EXERCISE DETAILS: Filter out everything except lines holding "Rush".

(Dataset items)
☆ ☆ ☆ ☆ ☆
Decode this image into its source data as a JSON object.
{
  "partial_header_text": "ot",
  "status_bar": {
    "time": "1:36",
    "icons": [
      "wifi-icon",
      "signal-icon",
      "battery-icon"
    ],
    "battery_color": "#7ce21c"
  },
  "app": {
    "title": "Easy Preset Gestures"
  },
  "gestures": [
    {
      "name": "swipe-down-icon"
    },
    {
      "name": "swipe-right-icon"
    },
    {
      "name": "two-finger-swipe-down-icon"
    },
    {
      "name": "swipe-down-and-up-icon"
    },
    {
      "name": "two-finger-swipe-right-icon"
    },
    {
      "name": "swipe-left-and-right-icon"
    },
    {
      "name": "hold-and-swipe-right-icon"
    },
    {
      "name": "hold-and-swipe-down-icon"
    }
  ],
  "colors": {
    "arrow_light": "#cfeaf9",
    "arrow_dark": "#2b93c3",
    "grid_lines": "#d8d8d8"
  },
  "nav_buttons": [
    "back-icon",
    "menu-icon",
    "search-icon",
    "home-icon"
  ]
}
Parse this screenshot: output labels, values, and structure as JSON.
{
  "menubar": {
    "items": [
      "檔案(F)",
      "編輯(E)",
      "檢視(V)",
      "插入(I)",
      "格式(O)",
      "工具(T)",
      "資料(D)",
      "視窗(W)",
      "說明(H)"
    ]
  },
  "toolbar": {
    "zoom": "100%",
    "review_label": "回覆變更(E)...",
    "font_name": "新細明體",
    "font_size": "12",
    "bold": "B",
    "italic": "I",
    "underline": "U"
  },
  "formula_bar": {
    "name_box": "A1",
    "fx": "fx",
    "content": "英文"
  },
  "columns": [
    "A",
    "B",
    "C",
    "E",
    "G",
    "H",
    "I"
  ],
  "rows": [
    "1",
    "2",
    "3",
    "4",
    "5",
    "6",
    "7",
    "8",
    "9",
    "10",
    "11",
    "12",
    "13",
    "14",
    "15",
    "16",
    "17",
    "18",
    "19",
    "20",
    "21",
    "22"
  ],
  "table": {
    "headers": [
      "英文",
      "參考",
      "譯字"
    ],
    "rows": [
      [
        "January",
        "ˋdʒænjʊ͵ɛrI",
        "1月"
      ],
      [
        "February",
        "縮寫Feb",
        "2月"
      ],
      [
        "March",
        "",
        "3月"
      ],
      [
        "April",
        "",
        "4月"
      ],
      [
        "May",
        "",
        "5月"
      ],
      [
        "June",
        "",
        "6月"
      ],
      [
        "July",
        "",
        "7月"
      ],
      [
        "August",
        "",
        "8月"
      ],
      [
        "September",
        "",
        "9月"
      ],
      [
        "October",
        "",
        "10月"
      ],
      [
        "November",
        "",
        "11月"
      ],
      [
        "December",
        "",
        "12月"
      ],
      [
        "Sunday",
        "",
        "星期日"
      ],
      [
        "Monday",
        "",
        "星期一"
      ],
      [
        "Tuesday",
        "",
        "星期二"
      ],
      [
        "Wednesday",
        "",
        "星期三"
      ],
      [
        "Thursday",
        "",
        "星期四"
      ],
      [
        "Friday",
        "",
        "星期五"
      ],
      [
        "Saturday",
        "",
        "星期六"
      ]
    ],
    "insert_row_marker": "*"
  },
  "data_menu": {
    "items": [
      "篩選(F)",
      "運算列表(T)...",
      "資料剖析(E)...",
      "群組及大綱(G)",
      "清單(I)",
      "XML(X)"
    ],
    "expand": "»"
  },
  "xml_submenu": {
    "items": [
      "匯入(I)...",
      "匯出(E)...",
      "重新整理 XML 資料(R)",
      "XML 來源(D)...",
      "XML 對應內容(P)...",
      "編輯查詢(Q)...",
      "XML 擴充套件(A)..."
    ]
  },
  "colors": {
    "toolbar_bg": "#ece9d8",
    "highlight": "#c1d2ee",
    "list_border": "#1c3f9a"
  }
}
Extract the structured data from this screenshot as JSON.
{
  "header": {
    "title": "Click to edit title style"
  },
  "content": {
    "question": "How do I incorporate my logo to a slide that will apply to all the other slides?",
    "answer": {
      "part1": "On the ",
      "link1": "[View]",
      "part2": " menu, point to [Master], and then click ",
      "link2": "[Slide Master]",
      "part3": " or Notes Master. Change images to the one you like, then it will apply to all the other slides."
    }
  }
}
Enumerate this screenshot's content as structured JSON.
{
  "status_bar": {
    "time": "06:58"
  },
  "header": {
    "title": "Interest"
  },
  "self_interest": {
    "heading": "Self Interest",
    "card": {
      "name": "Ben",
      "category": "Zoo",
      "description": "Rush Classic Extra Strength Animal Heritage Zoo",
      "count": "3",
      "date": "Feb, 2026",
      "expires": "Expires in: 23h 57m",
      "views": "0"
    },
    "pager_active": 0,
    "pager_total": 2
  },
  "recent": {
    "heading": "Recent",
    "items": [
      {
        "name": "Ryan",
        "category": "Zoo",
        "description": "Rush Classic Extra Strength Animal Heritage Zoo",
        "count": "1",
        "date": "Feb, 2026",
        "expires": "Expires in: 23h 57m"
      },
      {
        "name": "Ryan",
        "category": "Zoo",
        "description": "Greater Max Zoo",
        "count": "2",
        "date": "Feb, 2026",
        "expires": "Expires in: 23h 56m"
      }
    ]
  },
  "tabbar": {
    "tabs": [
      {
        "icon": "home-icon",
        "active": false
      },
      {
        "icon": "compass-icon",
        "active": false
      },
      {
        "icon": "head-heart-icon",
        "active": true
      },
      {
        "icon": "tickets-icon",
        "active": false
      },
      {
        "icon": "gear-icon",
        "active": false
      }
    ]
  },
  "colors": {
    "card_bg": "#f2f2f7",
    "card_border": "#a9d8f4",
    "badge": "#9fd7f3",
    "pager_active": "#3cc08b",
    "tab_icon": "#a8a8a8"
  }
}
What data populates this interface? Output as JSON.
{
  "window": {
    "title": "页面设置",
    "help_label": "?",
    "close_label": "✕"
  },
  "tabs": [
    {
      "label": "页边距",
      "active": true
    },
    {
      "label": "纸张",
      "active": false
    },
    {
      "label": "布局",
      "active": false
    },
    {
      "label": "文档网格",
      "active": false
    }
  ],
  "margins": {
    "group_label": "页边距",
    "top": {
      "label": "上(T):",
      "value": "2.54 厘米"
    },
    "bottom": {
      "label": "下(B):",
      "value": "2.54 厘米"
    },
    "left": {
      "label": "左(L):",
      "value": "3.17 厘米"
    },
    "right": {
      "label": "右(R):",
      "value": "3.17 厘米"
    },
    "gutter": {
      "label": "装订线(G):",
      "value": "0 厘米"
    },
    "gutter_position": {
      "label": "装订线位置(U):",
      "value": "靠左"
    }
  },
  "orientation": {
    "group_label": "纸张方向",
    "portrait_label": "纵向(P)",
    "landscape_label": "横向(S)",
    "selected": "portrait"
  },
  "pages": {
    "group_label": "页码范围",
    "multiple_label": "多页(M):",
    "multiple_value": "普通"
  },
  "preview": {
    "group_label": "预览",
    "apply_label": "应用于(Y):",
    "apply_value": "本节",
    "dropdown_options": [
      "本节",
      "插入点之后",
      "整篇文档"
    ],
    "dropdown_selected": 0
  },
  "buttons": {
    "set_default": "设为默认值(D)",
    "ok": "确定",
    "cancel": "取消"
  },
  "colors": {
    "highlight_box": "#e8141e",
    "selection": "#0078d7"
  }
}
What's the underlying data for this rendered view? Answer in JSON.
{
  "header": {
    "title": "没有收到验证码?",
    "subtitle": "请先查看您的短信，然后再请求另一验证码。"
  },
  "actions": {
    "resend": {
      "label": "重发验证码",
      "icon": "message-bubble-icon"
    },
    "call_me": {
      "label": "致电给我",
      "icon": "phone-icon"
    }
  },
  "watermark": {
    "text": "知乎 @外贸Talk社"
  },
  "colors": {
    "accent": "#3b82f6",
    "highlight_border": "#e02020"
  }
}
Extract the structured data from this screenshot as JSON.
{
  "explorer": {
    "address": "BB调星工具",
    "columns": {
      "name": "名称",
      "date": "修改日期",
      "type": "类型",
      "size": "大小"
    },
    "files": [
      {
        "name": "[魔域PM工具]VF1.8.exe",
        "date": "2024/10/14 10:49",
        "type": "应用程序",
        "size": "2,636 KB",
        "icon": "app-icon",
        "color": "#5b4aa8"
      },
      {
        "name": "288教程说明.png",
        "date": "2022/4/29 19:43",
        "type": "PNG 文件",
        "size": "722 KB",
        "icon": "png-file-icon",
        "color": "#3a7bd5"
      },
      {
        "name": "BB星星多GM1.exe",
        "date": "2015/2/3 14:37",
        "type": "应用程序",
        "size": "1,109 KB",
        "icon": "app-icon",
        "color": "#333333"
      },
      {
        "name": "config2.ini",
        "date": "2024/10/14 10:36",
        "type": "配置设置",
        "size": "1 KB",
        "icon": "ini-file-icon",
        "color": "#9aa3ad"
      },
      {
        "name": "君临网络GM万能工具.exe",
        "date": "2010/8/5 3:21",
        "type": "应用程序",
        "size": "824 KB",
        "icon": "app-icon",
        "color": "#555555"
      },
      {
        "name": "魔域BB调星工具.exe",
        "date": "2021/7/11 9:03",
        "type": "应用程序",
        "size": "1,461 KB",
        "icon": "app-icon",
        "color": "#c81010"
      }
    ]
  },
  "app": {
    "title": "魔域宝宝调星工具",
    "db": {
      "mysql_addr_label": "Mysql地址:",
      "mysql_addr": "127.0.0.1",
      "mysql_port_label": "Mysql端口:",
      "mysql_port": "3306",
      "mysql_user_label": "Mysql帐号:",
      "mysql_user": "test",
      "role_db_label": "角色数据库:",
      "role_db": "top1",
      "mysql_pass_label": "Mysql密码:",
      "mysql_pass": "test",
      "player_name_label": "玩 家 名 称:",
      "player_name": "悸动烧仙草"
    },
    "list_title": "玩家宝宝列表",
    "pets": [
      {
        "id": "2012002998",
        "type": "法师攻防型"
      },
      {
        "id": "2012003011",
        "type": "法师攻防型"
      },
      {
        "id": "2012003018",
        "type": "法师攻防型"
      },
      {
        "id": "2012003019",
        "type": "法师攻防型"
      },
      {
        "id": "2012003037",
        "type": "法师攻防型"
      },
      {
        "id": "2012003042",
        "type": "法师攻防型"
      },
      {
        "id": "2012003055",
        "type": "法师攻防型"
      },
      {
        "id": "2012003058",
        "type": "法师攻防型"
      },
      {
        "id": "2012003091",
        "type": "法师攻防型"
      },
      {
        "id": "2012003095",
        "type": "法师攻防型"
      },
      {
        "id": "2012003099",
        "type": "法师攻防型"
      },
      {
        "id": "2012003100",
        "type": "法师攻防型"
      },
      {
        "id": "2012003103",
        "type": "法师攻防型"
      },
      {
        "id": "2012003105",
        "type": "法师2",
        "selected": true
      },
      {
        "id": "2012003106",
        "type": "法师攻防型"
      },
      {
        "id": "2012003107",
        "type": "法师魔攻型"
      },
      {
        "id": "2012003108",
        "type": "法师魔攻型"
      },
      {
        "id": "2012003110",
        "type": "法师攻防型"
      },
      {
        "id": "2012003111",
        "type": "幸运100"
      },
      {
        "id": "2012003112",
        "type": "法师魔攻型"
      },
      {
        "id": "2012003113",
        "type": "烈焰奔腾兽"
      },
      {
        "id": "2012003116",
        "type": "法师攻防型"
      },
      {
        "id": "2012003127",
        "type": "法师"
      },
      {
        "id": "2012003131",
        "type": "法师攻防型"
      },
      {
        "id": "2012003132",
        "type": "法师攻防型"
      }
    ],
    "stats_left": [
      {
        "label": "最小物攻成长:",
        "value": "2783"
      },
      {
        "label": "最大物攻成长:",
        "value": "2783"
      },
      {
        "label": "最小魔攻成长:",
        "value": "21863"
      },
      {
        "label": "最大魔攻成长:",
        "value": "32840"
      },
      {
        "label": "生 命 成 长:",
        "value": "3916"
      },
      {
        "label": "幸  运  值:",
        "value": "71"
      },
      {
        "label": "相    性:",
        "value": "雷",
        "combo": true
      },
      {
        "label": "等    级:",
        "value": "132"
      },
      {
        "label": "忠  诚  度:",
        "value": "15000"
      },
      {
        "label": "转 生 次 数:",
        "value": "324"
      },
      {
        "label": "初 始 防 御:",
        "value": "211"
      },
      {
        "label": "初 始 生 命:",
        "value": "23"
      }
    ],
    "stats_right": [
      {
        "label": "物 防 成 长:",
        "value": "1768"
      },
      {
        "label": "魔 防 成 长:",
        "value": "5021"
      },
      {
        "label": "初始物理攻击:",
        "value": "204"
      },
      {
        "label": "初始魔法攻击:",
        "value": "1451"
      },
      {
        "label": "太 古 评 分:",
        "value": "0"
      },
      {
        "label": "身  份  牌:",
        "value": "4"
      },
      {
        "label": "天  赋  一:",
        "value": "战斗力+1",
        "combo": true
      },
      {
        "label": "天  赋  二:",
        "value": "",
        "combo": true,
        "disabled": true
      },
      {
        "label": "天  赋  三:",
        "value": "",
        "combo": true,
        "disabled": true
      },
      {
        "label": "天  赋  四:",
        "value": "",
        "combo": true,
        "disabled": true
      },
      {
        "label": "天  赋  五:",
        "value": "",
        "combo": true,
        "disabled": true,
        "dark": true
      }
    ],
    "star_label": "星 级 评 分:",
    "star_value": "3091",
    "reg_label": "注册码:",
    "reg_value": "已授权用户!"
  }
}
☆ ☆ ☆ ☆ ☆
RESULT OF THE TASK:
      "description": "Rush Classic Extra Strength Animal Heritage Zoo",
        "description": "Rush Classic Extra Strength Animal Heritage Zoo",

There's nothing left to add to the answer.